** START OF Dataset extract **
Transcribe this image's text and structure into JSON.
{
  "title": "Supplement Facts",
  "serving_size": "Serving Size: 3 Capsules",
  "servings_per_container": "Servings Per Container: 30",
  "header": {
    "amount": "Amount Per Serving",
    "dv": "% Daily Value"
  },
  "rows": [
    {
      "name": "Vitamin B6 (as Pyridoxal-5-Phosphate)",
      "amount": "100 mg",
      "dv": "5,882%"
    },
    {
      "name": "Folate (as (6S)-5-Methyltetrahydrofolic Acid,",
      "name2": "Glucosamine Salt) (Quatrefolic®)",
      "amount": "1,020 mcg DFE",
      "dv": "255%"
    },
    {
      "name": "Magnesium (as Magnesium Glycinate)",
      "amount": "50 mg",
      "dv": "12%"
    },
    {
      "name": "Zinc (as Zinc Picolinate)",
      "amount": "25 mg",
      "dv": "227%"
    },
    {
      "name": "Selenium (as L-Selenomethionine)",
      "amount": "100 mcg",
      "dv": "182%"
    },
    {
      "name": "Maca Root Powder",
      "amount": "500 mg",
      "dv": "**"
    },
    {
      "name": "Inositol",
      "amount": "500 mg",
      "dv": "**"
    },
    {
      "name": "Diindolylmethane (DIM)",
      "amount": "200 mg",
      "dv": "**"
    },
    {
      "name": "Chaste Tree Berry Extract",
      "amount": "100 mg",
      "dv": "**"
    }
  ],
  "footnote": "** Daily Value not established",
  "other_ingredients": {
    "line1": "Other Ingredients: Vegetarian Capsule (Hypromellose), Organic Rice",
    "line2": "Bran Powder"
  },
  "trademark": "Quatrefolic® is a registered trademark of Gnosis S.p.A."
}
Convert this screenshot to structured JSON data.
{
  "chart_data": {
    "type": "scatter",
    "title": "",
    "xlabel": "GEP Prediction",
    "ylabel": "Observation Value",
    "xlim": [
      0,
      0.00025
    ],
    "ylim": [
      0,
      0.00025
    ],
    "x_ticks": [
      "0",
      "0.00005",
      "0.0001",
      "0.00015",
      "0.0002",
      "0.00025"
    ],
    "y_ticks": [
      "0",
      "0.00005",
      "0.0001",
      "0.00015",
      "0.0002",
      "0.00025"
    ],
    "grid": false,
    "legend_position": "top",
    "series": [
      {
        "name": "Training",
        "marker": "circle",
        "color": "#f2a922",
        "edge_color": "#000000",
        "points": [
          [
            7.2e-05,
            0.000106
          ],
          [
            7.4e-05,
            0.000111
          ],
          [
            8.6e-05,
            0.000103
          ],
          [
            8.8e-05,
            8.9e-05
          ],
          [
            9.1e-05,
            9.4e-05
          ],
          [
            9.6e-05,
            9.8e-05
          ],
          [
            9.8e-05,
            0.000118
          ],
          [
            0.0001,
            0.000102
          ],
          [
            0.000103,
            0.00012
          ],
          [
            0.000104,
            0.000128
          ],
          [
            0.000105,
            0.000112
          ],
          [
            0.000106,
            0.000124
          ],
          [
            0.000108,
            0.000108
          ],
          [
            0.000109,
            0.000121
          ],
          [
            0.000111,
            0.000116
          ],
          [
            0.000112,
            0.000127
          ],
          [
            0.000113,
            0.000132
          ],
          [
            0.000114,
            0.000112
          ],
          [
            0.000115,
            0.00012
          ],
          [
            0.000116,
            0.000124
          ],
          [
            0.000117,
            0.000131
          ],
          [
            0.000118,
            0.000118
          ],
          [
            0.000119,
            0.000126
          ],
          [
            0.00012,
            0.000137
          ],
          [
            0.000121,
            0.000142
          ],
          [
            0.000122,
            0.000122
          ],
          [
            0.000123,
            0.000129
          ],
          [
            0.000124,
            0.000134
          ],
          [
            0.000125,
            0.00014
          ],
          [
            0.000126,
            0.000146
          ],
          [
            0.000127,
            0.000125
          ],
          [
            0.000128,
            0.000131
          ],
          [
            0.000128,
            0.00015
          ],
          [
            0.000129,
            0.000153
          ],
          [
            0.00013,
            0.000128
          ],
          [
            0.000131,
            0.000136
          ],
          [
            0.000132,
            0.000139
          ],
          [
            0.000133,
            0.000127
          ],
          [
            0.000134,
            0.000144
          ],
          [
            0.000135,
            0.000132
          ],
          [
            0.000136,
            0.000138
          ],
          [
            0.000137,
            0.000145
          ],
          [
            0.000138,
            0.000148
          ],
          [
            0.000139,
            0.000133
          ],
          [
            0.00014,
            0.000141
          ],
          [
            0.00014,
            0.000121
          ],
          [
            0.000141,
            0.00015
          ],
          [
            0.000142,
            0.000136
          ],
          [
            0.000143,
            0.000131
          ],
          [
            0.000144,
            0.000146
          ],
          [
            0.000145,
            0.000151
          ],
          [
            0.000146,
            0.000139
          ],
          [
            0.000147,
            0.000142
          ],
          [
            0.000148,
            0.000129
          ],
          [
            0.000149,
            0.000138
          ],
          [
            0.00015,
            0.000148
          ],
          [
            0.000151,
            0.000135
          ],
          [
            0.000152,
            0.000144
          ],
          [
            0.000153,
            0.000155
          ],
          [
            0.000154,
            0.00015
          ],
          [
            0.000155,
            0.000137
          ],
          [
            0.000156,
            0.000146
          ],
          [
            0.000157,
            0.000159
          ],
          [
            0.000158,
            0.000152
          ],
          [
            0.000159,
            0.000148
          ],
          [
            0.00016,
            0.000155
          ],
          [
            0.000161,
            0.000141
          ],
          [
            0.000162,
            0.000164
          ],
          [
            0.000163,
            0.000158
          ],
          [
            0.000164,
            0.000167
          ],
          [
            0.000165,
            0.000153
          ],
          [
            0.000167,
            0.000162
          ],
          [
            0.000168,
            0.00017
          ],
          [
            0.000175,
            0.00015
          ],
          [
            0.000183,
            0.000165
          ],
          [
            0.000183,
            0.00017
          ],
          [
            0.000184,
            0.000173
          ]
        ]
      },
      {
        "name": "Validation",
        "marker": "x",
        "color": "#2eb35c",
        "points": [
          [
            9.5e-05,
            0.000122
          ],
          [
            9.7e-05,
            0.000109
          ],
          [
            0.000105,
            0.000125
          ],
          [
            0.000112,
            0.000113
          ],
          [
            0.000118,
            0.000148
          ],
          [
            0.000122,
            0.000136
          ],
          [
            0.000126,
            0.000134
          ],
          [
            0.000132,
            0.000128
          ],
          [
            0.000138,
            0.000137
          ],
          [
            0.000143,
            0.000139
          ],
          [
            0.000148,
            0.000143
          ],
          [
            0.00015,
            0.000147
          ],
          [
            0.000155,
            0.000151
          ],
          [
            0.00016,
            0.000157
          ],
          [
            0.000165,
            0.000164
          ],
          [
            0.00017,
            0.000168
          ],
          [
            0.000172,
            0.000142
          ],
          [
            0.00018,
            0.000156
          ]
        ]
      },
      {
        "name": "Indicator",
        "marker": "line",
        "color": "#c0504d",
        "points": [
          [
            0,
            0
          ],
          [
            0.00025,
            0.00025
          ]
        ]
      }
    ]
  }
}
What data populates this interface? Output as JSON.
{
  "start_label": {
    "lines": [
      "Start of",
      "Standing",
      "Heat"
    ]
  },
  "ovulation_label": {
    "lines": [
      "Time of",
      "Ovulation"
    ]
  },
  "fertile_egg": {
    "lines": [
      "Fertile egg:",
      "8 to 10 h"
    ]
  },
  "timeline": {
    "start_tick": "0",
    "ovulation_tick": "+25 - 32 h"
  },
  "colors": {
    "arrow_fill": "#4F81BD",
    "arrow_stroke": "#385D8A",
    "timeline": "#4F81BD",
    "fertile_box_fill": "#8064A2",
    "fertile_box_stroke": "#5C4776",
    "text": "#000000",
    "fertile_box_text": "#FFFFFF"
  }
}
** END OF Dataset extract **
▶ _Exercise instructions_
How many of the lines above include the word "Quatrefolic"? Respond with the number alone.

▶ _Written response_
2